--- Begin Records provided ---
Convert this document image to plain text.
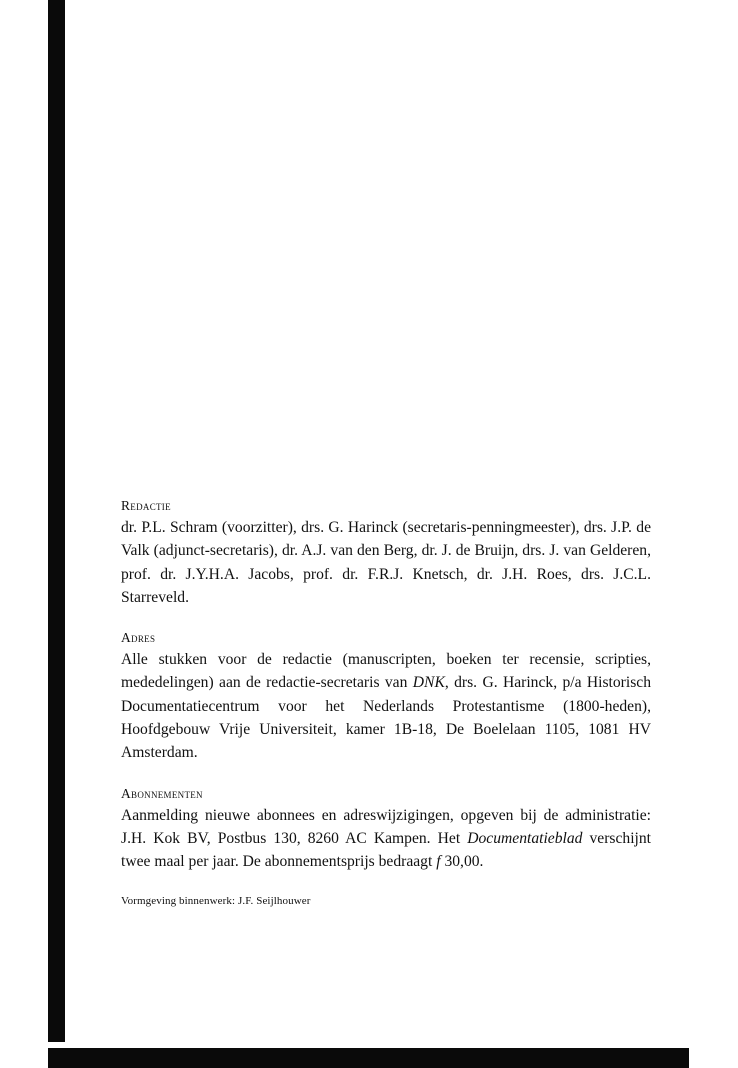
Redactie
dr. P.L. Schram (voorzitter), drs. G. Harinck (secretaris-penningmeester), drs. J.P. de Valk (adjunct-secretaris), dr. A.J. van den Berg, dr. J. de Bruijn, drs. J. van Gelderen, prof. dr. J.Y.H.A. Jacobs, prof. dr. F.R.J. Knetsch, dr. J.H. Roes, drs. J.C.L. Starreveld.
Adres
Alle stukken voor de redactie (manuscripten, boeken ter recensie, scripties, mededelingen) aan de redactie-secretaris van DNK, drs. G. Harinck, p/a Historisch Documentatiecentrum voor het Nederlands Protestantisme (1800-heden), Hoofdgebouw Vrije Universiteit, kamer 1B-18, De Boelelaan 1105, 1081 HV Amsterdam.
Abonnementen
Aanmelding nieuwe abonnees en adreswijzigingen, opgeven bij de administratie: J.H. Kok BV, Postbus 130, 8260 AC Kampen. Het Documentatieblad verschijnt twee maal per jaar. De abonnementsprijs bedraagt f 30,00.
Vormgeving binnenwerk: J.F. Seijlhouwer
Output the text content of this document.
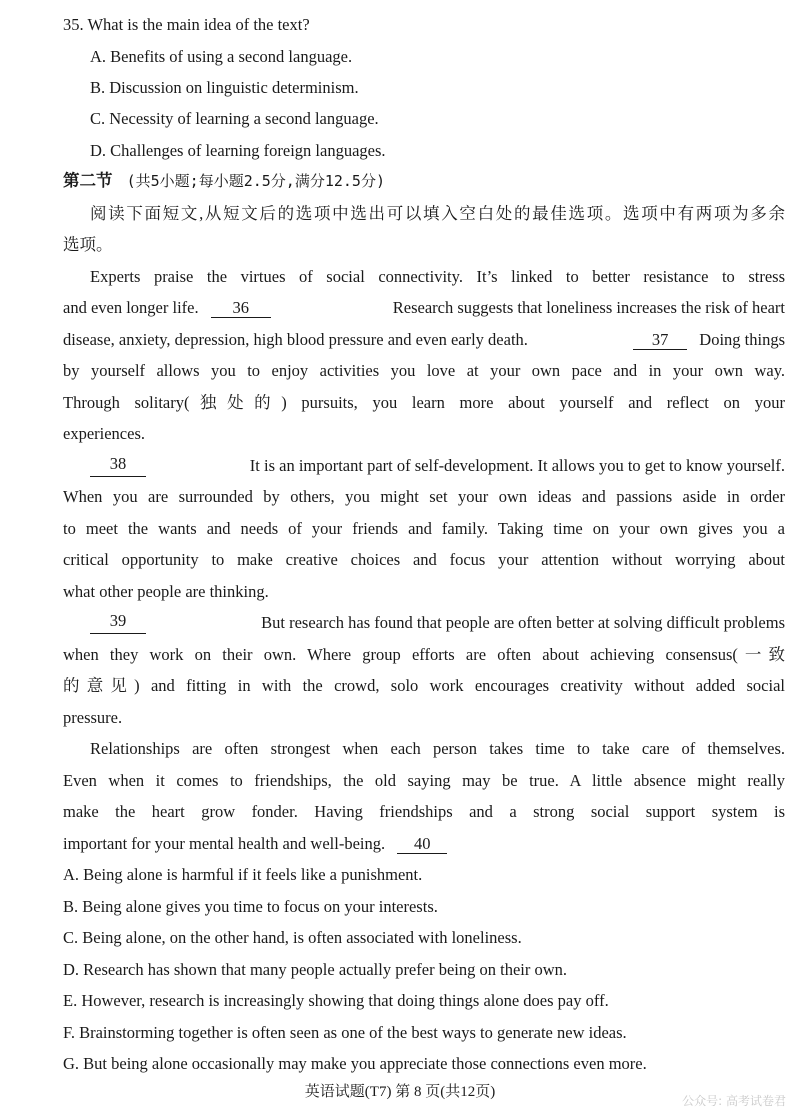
35. What is the main idea of the text?
A. Benefits of using a second language.
B. Discussion on linguistic determinism.
C. Necessity of learning a second language.
D. Challenges of learning foreign languages.
第二节 (共5小题;每小题2.5分,满分12.5分)
阅读下面短文,从短文后的选项中选出可以填入空白处的最佳选项。选项中有两项为多余
选项。
Experts praise the virtues of social connectivity. It’s linked to better resistance to stress
and even longer life. 36	Research suggests that loneliness increases the risk of heart
disease, anxiety, depression, high blood pressure and even early death.	37 Doing things
by yourself allows you to enjoy activities you love at your own pace and in your own way.
Through solitary(独处的) pursuits, you learn more about yourself and reflect on your
experiences.
38	It is an important part of self-development. It allows you to get to know yourself.
When you are surrounded by others, you might set your own ideas and passions aside in order
to meet the wants and needs of your friends and family. Taking time on your own gives you a
critical opportunity to make creative choices and focus your attention without worrying about
what other people are thinking.
39	But research has found that people are often better at solving difficult problems
when they work on their own. Where group efforts are often about achieving consensus(一致
的意见) and fitting in with the crowd, solo work encourages creativity without added social
pressure.
Relationships are often strongest when each person takes time to take care of themselves.
Even when it comes to friendships, the old saying may be true. A little absence might really
make the heart grow fonder. Having friendships and a strong social support system is
important for your mental health and well-being. 40
A. Being alone is harmful if it feels like a punishment.
B. Being alone gives you time to focus on your interests.
C. Being alone, on the other hand, is often associated with loneliness.
D. Research has shown that many people actually prefer being on their own.
E. However, research is increasingly showing that doing things alone does pay off.
F. Brainstorming together is often seen as one of the best ways to generate new ideas.
G. But being alone occasionally may make you appreciate those connections even more.
英语试题(T7) 第 8 页(共12页)
公众号: 高考试卷君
--- End Records provided ---
Take every line from the records above that has the word "focus" and copy it.

critical opportunity to make creative choices and focus your attention without worrying about
B. Being alone gives you time to focus on your interests.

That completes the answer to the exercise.